Work instructions:
Output the material below in its entirety, exactly as given.

Materials provided:
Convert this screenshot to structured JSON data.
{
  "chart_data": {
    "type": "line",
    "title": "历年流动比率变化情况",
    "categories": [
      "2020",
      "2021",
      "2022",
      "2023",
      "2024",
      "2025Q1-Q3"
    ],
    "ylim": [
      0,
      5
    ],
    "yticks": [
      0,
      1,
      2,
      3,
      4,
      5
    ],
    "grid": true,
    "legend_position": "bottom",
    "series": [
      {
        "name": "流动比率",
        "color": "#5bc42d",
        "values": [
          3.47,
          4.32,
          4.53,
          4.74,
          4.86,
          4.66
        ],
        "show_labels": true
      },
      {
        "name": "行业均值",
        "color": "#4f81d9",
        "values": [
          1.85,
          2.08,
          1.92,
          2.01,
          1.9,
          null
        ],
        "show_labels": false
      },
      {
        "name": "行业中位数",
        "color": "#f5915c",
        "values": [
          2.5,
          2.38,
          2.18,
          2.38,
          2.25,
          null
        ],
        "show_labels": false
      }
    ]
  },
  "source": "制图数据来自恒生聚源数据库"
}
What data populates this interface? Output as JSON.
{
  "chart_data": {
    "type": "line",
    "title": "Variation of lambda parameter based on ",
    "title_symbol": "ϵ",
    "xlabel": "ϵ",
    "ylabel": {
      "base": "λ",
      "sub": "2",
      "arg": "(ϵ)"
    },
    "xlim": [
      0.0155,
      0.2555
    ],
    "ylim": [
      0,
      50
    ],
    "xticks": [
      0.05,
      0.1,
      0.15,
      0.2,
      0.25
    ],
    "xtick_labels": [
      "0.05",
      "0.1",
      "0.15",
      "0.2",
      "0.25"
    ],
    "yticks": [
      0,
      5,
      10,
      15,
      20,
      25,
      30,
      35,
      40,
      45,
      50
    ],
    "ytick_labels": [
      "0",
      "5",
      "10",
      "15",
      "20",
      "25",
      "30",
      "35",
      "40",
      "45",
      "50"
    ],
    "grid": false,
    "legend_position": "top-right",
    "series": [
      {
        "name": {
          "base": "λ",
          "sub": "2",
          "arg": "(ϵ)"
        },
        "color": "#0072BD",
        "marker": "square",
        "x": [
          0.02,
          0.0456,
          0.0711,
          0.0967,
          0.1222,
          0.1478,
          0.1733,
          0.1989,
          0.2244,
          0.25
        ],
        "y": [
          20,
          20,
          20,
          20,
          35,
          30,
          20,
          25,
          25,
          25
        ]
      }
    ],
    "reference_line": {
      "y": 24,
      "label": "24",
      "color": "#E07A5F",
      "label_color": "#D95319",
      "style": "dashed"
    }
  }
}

Task response:
Convert this screenshot to structured JSON data.
{
  "chart_data": {
    "type": "line",
    "title": "历年流动比率变化情况",
    "categories": [
      "2020",
      "2021",
      "2022",
      "2023",
      "2024",
      "2025Q1-Q3"
    ],
    "ylim": [
      0,
      5
    ],
    "yticks": [
      0,
      1,
      2,
      3,
      4,
      5
    ],
    "grid": true,
    "legend_position": "bottom",
    "series": [
      {
        "name": "流动比率",
        "color": "#5bc42d",
        "values": [
          3.47,
          4.32,
          4.53,
          4.74,
          4.86,
          4.66
        ],
        "show_labels": true
      },
      {
        "name": "行业均值",
        "color": "#4f81d9",
        "values": [
          1.85,
          2.08,
          1.92,
          2.01,
          1.9,
          null
        ],
        "show_labels": false
      },
      {
        "name": "行业中位数",
        "color": "#f5915c",
        "values": [
          2.5,
          2.38,
          2.18,
          2.38,
          2.25,
          null
        ],
        "show_labels": false
      }
    ]
  },
  "source": "制图数据来自恒生聚源数据库"
}
What data populates this interface? Output as JSON.
{
  "chart_data": {
    "type": "line",
    "title": "Variation of lambda parameter based on ",
    "title_symbol": "ϵ",
    "xlabel": "ϵ",
    "ylabel": {
      "base": "λ",
      "sub": "2",
      "arg": "(ϵ)"
    },
    "xlim": [
      0.0155,
      0.2555
    ],
    "ylim": [
      0,
      50
    ],
    "xticks": [
      0.05,
      0.1,
      0.15,
      0.2,
      0.25
    ],
    "xtick_labels": [
      "0.05",
      "0.1",
      "0.15",
      "0.2",
      "0.25"
    ],
    "yticks": [
      0,
      5,
      10,
      15,
      20,
      25,
      30,
      35,
      40,
      45,
      50
    ],
    "ytick_labels": [
      "0",
      "5",
      "10",
      "15",
      "20",
      "25",
      "30",
      "35",
      "40",
      "45",
      "50"
    ],
    "grid": false,
    "legend_position": "top-right",
    "series": [
      {
        "name": {
          "base": "λ",
          "sub": "2",
          "arg": "(ϵ)"
        },
        "color": "#0072BD",
        "marker": "square",
        "x": [
          0.02,
          0.0456,
          0.0711,
          0.0967,
          0.1222,
          0.1478,
          0.1733,
          0.1989,
          0.2244,
          0.25
        ],
        "y": [
          20,
          20,
          20,
          20,
          35,
          30,
          20,
          25,
          25,
          25
        ]
      }
    ],
    "reference_line": {
      "y": 24,
      "label": "24",
      "color": "#E07A5F",
      "label_color": "#D95319",
      "style": "dashed"
    }
  }
}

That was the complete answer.